*Your objective*:
Determine which lines contain the word "JSON", then copy those lines.
+++ Extracted information
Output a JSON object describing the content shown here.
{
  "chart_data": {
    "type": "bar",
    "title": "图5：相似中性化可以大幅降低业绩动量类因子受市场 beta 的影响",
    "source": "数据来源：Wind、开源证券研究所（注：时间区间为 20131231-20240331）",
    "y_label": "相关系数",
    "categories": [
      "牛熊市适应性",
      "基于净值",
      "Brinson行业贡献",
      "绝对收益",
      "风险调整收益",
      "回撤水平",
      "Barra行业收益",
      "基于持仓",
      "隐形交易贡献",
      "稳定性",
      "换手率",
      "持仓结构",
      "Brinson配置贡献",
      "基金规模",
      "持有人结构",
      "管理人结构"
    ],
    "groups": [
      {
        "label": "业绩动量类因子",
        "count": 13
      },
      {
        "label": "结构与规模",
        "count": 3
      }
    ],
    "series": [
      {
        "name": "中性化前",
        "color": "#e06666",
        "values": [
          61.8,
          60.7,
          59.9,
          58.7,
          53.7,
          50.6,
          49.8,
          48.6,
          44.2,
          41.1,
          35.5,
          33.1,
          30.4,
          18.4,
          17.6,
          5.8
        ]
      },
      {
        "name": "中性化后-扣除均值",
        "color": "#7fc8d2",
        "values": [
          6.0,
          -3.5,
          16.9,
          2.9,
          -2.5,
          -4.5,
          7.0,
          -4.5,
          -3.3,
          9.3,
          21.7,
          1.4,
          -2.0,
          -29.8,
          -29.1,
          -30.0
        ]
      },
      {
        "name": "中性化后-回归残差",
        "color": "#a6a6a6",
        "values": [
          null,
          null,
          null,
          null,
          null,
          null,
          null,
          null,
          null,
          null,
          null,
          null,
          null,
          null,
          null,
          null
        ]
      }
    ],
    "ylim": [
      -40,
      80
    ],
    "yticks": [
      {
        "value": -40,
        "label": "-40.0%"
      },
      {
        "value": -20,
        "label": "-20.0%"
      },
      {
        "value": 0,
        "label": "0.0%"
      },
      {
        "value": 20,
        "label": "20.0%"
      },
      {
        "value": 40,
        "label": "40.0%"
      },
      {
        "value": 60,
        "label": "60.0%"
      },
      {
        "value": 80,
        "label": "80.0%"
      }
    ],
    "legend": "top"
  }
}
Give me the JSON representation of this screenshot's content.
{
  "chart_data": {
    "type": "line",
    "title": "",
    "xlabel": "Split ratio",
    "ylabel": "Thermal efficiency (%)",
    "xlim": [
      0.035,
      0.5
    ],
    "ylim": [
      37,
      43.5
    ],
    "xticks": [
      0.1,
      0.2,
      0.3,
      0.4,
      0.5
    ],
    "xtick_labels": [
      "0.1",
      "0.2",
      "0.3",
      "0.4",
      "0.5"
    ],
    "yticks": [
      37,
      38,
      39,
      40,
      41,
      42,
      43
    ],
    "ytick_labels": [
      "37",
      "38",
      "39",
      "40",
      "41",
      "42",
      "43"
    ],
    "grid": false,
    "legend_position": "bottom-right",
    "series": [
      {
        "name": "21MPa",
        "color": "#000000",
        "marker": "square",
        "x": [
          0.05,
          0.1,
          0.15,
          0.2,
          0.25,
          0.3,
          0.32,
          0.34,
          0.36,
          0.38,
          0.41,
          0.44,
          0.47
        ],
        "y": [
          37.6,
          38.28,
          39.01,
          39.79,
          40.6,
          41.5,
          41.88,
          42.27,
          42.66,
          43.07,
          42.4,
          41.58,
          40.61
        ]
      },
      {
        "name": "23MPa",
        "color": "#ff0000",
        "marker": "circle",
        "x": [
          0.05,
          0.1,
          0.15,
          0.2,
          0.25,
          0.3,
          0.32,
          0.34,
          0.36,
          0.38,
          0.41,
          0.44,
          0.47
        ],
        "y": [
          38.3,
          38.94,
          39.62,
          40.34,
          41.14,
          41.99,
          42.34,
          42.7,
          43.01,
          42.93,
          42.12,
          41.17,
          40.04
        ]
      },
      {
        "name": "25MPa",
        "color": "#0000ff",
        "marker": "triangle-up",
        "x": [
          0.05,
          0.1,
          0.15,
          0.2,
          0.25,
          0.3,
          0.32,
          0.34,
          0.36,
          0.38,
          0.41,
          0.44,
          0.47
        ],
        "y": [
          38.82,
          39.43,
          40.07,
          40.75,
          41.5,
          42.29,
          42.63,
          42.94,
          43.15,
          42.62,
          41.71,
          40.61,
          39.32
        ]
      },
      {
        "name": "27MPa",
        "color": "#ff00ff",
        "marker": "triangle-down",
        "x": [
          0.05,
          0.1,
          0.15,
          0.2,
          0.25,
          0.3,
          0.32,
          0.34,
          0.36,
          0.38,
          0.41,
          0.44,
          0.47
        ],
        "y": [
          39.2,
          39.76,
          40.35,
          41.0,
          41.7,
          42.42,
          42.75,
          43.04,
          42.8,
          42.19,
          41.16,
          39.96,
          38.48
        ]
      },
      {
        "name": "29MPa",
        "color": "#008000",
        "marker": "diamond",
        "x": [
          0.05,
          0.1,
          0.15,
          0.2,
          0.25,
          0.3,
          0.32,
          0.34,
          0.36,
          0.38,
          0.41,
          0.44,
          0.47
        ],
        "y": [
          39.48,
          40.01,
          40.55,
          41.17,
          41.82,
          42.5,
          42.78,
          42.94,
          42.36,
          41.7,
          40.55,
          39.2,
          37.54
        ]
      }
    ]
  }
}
++++++
*Exercise result*:
Output a JSON object describing the content shown here.
Give me the JSON representation of this screenshot's content.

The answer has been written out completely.